_WHAT IS NEEDED:_
Check each line of the material below for "GROUPS", then copy the ones that contain it.

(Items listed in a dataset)
----------

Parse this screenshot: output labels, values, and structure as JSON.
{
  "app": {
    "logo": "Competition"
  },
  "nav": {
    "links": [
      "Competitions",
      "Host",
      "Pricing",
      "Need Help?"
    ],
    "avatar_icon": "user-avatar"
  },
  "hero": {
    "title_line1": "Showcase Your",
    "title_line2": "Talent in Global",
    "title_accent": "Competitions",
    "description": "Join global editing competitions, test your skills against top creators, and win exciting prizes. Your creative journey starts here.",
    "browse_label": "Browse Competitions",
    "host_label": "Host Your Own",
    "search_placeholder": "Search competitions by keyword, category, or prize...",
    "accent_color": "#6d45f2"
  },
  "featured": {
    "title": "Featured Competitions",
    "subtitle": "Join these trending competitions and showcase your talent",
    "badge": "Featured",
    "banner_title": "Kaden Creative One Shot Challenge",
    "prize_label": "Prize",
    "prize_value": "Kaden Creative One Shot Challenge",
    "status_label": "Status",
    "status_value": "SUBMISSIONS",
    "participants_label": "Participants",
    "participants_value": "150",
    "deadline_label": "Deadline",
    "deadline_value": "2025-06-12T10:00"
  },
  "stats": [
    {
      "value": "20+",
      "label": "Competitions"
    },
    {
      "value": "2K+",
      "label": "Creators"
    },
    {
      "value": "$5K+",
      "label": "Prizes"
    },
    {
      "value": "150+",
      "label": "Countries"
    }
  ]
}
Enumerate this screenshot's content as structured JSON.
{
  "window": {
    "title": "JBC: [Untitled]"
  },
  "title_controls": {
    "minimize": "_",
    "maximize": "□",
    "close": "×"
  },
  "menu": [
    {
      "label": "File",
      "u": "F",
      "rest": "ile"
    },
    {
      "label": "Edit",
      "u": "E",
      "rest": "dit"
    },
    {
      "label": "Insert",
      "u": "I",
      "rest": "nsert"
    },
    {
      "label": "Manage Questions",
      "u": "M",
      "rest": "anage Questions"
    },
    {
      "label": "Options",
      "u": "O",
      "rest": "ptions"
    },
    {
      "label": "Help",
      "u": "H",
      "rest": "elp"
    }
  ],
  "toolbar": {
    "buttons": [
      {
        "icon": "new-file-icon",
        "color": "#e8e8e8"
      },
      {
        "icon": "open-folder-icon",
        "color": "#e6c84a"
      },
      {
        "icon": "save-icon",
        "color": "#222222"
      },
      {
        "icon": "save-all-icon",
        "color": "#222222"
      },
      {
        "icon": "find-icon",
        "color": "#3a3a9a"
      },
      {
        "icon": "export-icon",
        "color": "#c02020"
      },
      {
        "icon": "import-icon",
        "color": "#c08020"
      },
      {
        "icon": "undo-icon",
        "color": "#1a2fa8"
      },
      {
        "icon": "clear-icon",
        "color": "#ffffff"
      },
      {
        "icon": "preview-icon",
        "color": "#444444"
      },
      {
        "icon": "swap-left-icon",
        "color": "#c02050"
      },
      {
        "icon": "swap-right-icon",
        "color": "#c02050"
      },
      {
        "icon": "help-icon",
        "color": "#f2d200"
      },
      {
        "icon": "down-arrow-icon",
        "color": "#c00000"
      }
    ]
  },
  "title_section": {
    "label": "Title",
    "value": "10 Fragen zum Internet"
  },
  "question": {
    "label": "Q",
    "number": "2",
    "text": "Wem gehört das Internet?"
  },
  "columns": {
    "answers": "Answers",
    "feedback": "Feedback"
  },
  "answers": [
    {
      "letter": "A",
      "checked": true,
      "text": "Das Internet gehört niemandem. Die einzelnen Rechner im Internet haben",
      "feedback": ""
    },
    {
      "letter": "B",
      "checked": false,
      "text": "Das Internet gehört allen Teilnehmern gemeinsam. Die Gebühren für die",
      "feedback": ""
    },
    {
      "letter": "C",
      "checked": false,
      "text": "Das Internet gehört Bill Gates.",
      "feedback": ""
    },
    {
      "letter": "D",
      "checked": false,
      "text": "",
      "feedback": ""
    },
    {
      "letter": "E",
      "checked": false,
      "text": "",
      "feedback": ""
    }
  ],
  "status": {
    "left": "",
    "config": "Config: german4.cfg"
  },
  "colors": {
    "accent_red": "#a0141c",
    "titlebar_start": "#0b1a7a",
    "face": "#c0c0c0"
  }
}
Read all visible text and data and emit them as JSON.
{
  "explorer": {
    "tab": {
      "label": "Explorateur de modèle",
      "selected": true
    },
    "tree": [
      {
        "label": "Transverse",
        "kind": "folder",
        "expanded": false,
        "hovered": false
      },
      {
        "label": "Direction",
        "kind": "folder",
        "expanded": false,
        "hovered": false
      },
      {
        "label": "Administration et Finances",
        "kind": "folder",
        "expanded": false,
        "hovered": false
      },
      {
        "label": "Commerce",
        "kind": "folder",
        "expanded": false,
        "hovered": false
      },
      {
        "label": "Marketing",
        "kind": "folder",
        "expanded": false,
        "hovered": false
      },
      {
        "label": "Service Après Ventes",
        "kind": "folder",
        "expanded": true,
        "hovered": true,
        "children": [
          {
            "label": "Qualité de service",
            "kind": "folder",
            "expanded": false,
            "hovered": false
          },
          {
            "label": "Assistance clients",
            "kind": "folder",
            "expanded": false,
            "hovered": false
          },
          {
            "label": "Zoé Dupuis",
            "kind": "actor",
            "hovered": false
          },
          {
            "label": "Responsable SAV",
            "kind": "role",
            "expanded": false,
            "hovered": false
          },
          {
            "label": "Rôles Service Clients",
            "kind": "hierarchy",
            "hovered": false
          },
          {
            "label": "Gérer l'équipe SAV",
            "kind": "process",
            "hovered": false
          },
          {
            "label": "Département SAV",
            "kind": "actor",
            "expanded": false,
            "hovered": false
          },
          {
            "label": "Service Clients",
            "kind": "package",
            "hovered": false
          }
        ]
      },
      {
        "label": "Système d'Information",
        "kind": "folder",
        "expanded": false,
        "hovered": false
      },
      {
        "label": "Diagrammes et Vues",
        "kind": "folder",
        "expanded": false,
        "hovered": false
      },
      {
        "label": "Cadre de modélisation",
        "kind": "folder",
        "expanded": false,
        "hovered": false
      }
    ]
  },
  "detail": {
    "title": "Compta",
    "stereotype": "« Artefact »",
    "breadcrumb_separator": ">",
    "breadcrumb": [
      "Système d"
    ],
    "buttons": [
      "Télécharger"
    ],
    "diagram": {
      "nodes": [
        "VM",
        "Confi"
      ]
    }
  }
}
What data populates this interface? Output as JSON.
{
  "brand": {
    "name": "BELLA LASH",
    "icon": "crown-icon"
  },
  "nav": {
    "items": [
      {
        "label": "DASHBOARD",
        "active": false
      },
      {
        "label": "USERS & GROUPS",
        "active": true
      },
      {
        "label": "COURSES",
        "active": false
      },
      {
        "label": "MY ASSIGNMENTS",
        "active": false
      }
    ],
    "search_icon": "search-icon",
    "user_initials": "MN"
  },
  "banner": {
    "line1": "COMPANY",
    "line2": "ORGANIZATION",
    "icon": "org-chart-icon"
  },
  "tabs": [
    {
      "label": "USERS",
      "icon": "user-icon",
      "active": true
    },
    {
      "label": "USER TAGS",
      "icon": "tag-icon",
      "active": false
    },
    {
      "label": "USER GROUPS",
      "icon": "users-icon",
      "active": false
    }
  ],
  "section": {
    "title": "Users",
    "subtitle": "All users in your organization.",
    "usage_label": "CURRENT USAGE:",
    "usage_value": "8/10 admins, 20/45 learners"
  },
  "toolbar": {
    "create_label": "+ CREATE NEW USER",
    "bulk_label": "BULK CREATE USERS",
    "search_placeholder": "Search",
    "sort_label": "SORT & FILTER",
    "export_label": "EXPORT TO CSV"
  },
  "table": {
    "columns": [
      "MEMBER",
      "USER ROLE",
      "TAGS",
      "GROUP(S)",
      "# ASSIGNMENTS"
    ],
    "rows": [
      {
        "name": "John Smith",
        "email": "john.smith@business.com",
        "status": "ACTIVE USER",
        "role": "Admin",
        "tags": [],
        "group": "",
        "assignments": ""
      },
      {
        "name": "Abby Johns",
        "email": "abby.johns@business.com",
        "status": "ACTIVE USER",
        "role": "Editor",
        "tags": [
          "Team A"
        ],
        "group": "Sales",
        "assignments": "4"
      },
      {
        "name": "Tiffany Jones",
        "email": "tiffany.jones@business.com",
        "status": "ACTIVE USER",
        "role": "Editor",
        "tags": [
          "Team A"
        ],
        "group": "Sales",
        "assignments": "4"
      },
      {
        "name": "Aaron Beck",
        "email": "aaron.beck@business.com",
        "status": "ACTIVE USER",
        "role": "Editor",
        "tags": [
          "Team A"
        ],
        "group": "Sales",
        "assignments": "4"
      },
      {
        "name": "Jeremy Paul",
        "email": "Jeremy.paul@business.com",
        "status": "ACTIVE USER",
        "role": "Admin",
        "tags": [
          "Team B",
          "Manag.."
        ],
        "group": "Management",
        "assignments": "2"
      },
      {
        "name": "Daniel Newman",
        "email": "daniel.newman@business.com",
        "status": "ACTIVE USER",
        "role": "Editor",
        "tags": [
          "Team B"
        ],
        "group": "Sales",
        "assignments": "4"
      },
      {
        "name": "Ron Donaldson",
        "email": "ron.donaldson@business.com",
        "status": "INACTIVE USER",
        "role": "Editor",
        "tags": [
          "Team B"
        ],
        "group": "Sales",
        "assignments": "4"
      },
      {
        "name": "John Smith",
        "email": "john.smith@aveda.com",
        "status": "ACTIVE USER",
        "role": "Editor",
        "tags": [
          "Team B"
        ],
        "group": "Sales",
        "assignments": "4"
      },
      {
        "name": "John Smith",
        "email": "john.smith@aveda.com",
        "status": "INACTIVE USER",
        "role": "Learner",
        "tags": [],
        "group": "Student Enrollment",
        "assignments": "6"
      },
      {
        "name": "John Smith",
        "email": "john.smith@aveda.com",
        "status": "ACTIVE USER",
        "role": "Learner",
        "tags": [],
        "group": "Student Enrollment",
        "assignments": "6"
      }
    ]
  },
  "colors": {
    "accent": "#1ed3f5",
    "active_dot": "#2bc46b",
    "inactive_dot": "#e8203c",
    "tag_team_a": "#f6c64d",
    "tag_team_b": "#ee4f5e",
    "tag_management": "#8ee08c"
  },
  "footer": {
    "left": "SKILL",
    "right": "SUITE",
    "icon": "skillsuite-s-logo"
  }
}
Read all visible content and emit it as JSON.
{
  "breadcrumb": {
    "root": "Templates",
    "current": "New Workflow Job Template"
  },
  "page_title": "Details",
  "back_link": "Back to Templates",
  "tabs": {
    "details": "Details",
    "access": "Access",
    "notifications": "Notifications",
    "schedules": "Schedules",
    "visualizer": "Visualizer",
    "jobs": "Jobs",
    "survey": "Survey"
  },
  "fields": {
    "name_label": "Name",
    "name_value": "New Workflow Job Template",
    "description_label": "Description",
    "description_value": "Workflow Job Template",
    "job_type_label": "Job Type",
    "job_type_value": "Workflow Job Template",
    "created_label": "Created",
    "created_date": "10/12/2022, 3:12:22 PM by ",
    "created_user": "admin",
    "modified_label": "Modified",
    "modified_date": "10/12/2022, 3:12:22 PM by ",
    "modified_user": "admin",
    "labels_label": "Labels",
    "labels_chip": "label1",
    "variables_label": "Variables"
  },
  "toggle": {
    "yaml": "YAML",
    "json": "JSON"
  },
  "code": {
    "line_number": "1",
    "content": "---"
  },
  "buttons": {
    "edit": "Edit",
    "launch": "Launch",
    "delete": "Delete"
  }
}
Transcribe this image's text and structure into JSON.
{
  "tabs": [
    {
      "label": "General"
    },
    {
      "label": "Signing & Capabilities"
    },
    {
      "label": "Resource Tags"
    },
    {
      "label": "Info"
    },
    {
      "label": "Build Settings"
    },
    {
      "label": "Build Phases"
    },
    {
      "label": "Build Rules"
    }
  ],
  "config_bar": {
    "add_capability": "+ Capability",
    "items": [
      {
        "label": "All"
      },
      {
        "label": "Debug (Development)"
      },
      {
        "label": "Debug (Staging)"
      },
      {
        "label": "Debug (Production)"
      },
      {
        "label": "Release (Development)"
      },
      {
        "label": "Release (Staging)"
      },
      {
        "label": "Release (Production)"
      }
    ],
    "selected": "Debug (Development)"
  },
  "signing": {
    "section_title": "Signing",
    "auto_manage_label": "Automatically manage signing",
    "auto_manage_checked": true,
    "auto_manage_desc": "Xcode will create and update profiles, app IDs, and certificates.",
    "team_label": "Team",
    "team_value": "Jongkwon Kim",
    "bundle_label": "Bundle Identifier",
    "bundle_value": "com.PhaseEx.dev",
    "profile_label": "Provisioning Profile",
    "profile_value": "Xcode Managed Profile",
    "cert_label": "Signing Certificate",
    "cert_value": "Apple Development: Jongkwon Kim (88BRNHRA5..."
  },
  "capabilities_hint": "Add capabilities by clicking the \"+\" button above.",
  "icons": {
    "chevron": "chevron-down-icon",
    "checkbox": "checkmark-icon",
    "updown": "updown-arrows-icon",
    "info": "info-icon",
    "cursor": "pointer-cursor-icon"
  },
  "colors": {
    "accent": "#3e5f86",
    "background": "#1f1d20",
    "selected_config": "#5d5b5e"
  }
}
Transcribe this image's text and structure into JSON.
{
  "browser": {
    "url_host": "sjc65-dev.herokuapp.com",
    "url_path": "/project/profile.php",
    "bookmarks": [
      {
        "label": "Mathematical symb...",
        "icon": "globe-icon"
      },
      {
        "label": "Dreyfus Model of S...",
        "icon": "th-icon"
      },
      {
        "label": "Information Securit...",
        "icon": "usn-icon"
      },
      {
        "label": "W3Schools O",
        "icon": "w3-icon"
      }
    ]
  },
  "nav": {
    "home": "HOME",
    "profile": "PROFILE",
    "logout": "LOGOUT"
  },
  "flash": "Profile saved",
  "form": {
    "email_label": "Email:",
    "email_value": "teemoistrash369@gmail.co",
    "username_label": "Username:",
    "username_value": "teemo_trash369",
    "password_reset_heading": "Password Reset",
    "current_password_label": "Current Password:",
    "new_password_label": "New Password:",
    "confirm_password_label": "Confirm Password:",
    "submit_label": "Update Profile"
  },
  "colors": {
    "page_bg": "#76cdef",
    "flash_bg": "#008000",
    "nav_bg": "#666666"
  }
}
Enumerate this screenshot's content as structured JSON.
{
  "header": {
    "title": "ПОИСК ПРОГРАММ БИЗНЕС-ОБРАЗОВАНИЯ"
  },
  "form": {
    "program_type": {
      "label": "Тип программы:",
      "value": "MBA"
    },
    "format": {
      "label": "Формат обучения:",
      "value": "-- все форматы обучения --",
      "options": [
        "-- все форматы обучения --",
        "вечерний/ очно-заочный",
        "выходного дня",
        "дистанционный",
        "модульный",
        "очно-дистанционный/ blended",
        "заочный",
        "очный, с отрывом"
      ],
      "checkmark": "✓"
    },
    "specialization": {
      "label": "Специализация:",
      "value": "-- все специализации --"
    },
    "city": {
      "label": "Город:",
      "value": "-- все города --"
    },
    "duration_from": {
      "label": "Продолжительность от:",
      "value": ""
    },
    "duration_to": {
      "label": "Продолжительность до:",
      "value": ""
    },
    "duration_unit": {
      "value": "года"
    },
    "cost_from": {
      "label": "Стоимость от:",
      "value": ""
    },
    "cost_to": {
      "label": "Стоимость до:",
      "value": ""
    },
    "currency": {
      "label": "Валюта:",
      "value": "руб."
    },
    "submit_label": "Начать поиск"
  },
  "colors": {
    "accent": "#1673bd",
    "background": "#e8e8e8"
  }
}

----------

_SOLUTION FOR THIS TASK:_
        "label": "USERS & GROUPS",
      "label": "USER GROUPS",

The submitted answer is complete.